## start Source material

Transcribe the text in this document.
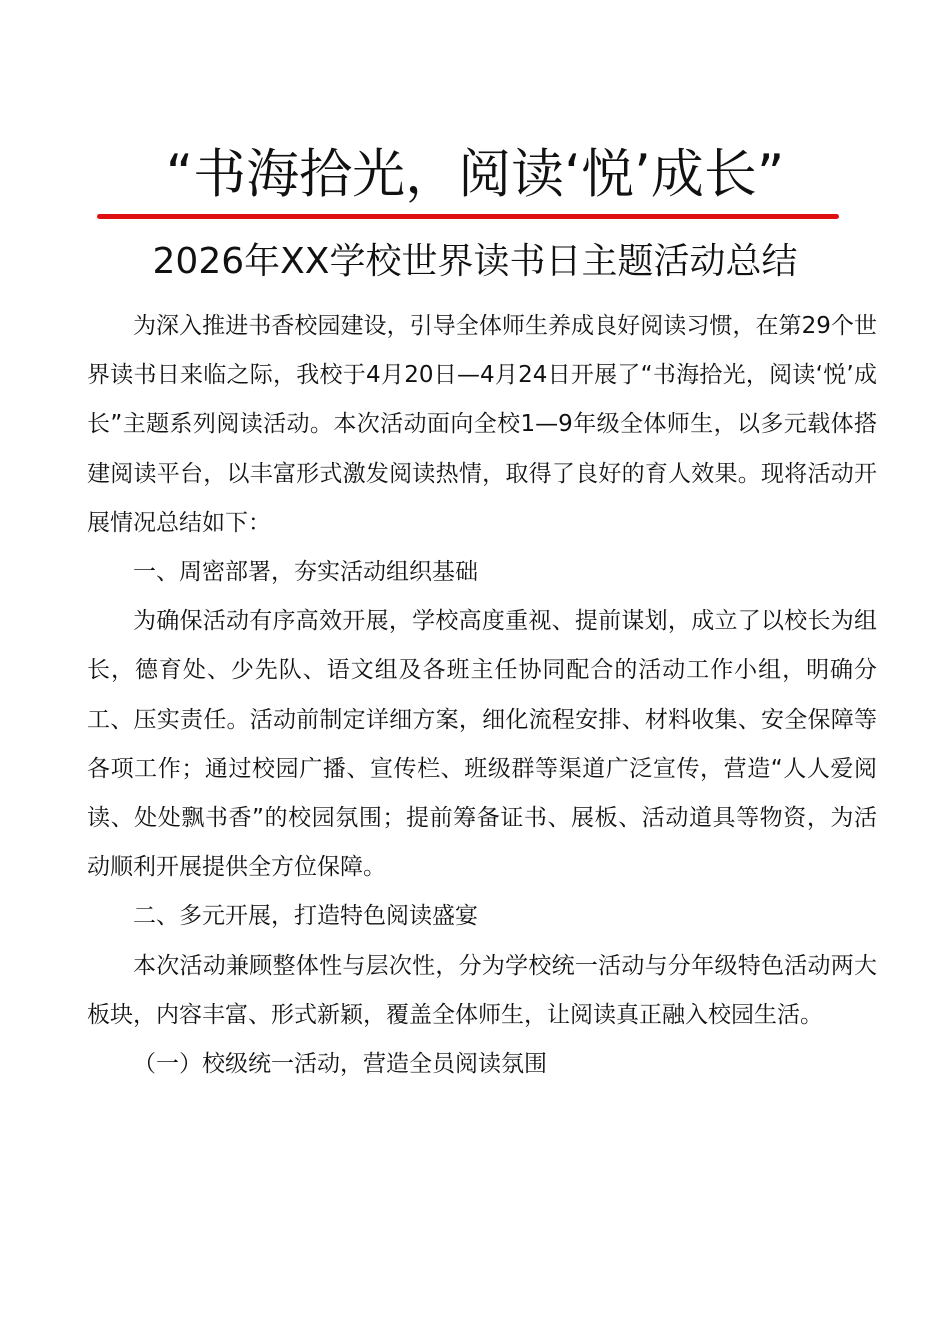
“书海拾光，阅读‘悦’成长”
2026年XX学校世界读书日主题活动总结

为深入推进书香校园建设，引导全体师生养成良好阅读习惯，在第29个世界读书日来临之际，我校于4月20日—4月24日开展了“书海拾光，阅读‘悦’成长”主题系列阅读活动。本次活动面向全校1—9年级全体师生，以多元载体搭建阅读平台，以丰富形式激发阅读热情，取得了良好的育人效果。现将活动开展情况总结如下：

一、周密部署，夯实活动组织基础

为确保活动有序高效开展，学校高度重视、提前谋划，成立了以校长为组长，德育处、少先队、语文组及各班主任协同配合的活动工作小组，明确分工、压实责任。活动前制定详细方案，细化流程安排、材料收集、安全保障等各项工作；通过校园广播、宣传栏、班级群等渠道广泛宣传，营造“人人爱阅读、处处飘书香”的校园氛围；提前筹备证书、展板、活动道具等物资，为活动顺利开展提供全方位保障。

二、多元开展，打造特色阅读盛宴

本次活动兼顾整体性与层次性，分为学校统一活动与分年级特色活动两大板块，内容丰富、形式新颖，覆盖全体师生，让阅读真正融入校园生活。

（一）校级统一活动，营造全员阅读氛围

## end Source material

## Objective
Give every record back exactly as it reads, with no images.

## Solution to this task
Transcribe the text in this document.
“书海拾光，阅读‘悦’成长”
2026年XX学校世界读书日主题活动总结

为深入推进书香校园建设，引导全体师生养成良好阅读习惯，在第29个世界读书日来临之际，我校于4月20日—4月24日开展了“书海拾光，阅读‘悦’成长”主题系列阅读活动。本次活动面向全校1—9年级全体师生，以多元载体搭建阅读平台，以丰富形式激发阅读热情，取得了良好的育人效果。现将活动开展情况总结如下：

一、周密部署，夯实活动组织基础

为确保活动有序高效开展，学校高度重视、提前谋划，成立了以校长为组长，德育处、少先队、语文组及各班主任协同配合的活动工作小组，明确分工、压实责任。活动前制定详细方案，细化流程安排、材料收集、安全保障等各项工作；通过校园广播、宣传栏、班级群等渠道广泛宣传，营造“人人爱阅读、处处飘书香”的校园氛围；提前筹备证书、展板、活动道具等物资，为活动顺利开展提供全方位保障。

二、多元开展，打造特色阅读盛宴

本次活动兼顾整体性与层次性，分为学校统一活动与分年级特色活动两大板块，内容丰富、形式新颖，覆盖全体师生，让阅读真正融入校园生活。

（一）校级统一活动，营造全员阅读氛围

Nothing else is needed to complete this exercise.